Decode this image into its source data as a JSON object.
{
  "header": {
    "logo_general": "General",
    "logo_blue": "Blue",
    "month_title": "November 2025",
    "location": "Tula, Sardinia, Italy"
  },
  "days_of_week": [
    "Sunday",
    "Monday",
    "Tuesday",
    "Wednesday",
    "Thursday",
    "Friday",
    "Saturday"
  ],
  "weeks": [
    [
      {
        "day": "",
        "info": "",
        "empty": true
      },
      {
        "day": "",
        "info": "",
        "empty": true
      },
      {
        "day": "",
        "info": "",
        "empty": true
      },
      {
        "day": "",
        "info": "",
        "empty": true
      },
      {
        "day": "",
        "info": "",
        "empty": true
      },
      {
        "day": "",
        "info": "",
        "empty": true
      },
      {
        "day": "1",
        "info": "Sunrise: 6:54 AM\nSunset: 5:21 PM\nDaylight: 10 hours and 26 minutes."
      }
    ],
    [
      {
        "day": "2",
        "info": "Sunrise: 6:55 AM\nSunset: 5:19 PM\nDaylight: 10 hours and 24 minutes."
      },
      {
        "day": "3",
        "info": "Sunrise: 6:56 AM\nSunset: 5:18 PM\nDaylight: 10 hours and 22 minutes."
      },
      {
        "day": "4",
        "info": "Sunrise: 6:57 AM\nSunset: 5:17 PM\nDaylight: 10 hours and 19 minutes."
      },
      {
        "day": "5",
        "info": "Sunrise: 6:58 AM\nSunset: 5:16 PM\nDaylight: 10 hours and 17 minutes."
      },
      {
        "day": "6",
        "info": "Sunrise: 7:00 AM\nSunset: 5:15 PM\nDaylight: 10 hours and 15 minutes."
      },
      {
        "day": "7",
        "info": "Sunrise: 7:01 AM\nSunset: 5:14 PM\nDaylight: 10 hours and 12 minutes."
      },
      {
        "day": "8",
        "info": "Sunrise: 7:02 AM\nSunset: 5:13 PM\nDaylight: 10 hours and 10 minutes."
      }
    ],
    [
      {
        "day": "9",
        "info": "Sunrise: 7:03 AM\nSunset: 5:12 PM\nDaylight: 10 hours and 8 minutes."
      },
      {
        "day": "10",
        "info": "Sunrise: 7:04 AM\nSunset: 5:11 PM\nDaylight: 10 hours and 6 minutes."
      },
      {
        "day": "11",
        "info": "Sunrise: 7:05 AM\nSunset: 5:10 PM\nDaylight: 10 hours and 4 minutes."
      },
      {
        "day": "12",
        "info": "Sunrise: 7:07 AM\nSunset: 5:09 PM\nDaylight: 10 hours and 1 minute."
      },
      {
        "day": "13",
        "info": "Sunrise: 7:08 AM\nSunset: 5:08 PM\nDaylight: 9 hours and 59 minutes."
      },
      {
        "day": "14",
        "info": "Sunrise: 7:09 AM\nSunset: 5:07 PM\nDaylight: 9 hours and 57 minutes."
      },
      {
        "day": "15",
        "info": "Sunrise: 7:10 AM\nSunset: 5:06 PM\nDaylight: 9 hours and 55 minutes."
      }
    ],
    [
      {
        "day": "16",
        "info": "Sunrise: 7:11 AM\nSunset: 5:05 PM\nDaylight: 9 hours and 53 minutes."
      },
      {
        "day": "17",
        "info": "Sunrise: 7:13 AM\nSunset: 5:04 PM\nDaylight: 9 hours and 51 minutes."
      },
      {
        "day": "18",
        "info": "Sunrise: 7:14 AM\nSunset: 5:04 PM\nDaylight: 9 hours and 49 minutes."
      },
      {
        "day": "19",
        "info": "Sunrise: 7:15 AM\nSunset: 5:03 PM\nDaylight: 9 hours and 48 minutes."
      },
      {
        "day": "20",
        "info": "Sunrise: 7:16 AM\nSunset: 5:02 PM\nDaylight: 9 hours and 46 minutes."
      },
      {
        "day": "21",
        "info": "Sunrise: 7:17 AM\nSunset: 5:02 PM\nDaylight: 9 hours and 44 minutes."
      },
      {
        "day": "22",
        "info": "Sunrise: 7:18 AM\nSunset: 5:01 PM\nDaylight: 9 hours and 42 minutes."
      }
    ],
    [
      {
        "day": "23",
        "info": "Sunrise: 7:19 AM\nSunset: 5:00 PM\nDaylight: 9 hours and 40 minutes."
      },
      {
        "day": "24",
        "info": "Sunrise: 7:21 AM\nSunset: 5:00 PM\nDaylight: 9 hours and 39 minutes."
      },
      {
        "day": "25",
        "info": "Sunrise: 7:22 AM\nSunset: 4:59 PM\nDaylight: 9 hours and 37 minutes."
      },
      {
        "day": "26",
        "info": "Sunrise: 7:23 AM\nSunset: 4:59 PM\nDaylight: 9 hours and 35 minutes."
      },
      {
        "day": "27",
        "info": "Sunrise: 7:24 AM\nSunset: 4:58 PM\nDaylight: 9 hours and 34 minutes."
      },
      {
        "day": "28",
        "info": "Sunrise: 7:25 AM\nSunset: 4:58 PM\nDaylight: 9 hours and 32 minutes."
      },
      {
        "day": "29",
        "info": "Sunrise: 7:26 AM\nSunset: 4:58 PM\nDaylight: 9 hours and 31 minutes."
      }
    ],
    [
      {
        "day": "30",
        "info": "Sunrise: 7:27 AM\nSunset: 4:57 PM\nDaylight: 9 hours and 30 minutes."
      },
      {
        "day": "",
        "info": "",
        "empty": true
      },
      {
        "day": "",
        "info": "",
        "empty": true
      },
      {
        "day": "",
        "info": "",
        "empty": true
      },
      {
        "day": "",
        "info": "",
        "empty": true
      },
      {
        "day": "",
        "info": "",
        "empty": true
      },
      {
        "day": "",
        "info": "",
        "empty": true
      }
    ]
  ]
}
____________________
— PROMPT —
The entries above should be repeated exactly, every one of them.

— FINISHED ANSWER —
Decode this image into its source data as a JSON object.
{
  "header": {
    "logo_general": "General",
    "logo_blue": "Blue",
    "month_title": "November 2025",
    "location": "Tula, Sardinia, Italy"
  },
  "days_of_week": [
    "Sunday",
    "Monday",
    "Tuesday",
    "Wednesday",
    "Thursday",
    "Friday",
    "Saturday"
  ],
  "weeks": [
    [
      {
        "day": "",
        "info": "",
        "empty": true
      },
      {
        "day": "",
        "info": "",
        "empty": true
      },
      {
        "day": "",
        "info": "",
        "empty": true
      },
      {
        "day": "",
        "info": "",
        "empty": true
      },
      {
        "day": "",
        "info": "",
        "empty": true
      },
      {
        "day": "",
        "info": "",
        "empty": true
      },
      {
        "day": "1",
        "info": "Sunrise: 6:54 AM\nSunset: 5:21 PM\nDaylight: 10 hours and 26 minutes."
      }
    ],
    [
      {
        "day": "2",
        "info": "Sunrise: 6:55 AM\nSunset: 5:19 PM\nDaylight: 10 hours and 24 minutes."
      },
      {
        "day": "3",
        "info": "Sunrise: 6:56 AM\nSunset: 5:18 PM\nDaylight: 10 hours and 22 minutes."
      },
      {
        "day": "4",
        "info": "Sunrise: 6:57 AM\nSunset: 5:17 PM\nDaylight: 10 hours and 19 minutes."
      },
      {
        "day": "5",
        "info": "Sunrise: 6:58 AM\nSunset: 5:16 PM\nDaylight: 10 hours and 17 minutes."
      },
      {
        "day": "6",
        "info": "Sunrise: 7:00 AM\nSunset: 5:15 PM\nDaylight: 10 hours and 15 minutes."
      },
      {
        "day": "7",
        "info": "Sunrise: 7:01 AM\nSunset: 5:14 PM\nDaylight: 10 hours and 12 minutes."
      },
      {
        "day": "8",
        "info": "Sunrise: 7:02 AM\nSunset: 5:13 PM\nDaylight: 10 hours and 10 minutes."
      }
    ],
    [
      {
        "day": "9",
        "info": "Sunrise: 7:03 AM\nSunset: 5:12 PM\nDaylight: 10 hours and 8 minutes."
      },
      {
        "day": "10",
        "info": "Sunrise: 7:04 AM\nSunset: 5:11 PM\nDaylight: 10 hours and 6 minutes."
      },
      {
        "day": "11",
        "info": "Sunrise: 7:05 AM\nSunset: 5:10 PM\nDaylight: 10 hours and 4 minutes."
      },
      {
        "day": "12",
        "info": "Sunrise: 7:07 AM\nSunset: 5:09 PM\nDaylight: 10 hours and 1 minute."
      },
      {
        "day": "13",
        "info": "Sunrise: 7:08 AM\nSunset: 5:08 PM\nDaylight: 9 hours and 59 minutes."
      },
      {
        "day": "14",
        "info": "Sunrise: 7:09 AM\nSunset: 5:07 PM\nDaylight: 9 hours and 57 minutes."
      },
      {
        "day": "15",
        "info": "Sunrise: 7:10 AM\nSunset: 5:06 PM\nDaylight: 9 hours and 55 minutes."
      }
    ],
    [
      {
        "day": "16",
        "info": "Sunrise: 7:11 AM\nSunset: 5:05 PM\nDaylight: 9 hours and 53 minutes."
      },
      {
        "day": "17",
        "info": "Sunrise: 7:13 AM\nSunset: 5:04 PM\nDaylight: 9 hours and 51 minutes."
      },
      {
        "day": "18",
        "info": "Sunrise: 7:14 AM\nSunset: 5:04 PM\nDaylight: 9 hours and 49 minutes."
      },
      {
        "day": "19",
        "info": "Sunrise: 7:15 AM\nSunset: 5:03 PM\nDaylight: 9 hours and 48 minutes."
      },
      {
        "day": "20",
        "info": "Sunrise: 7:16 AM\nSunset: 5:02 PM\nDaylight: 9 hours and 46 minutes."
      },
      {
        "day": "21",
        "info": "Sunrise: 7:17 AM\nSunset: 5:02 PM\nDaylight: 9 hours and 44 minutes."
      },
      {
        "day": "22",
        "info": "Sunrise: 7:18 AM\nSunset: 5:01 PM\nDaylight: 9 hours and 42 minutes."
      }
    ],
    [
      {
        "day": "23",
        "info": "Sunrise: 7:19 AM\nSunset: 5:00 PM\nDaylight: 9 hours and 40 minutes."
      },
      {
        "day": "24",
        "info": "Sunrise: 7:21 AM\nSunset: 5:00 PM\nDaylight: 9 hours and 39 minutes."
      },
      {
        "day": "25",
        "info": "Sunrise: 7:22 AM\nSunset: 4:59 PM\nDaylight: 9 hours and 37 minutes."
      },
      {
        "day": "26",
        "info": "Sunrise: 7:23 AM\nSunset: 4:59 PM\nDaylight: 9 hours and 35 minutes."
      },
      {
        "day": "27",
        "info": "Sunrise: 7:24 AM\nSunset: 4:58 PM\nDaylight: 9 hours and 34 minutes."
      },
      {
        "day": "28",
        "info": "Sunrise: 7:25 AM\nSunset: 4:58 PM\nDaylight: 9 hours and 32 minutes."
      },
      {
        "day": "29",
        "info": "Sunrise: 7:26 AM\nSunset: 4:58 PM\nDaylight: 9 hours and 31 minutes."
      }
    ],
    [
      {
        "day": "30",
        "info": "Sunrise: 7:27 AM\nSunset: 4:57 PM\nDaylight: 9 hours and 30 minutes."
      },
      {
        "day": "",
        "info": "",
        "empty": true
      },
      {
        "day": "",
        "info": "",
        "empty": true
      },
      {
        "day": "",
        "info": "",
        "empty": true
      },
      {
        "day": "",
        "info": "",
        "empty": true
      },
      {
        "day": "",
        "info": "",
        "empty": true
      },
      {
        "day": "",
        "info": "",
        "empty": true
      }
    ]
  ]
}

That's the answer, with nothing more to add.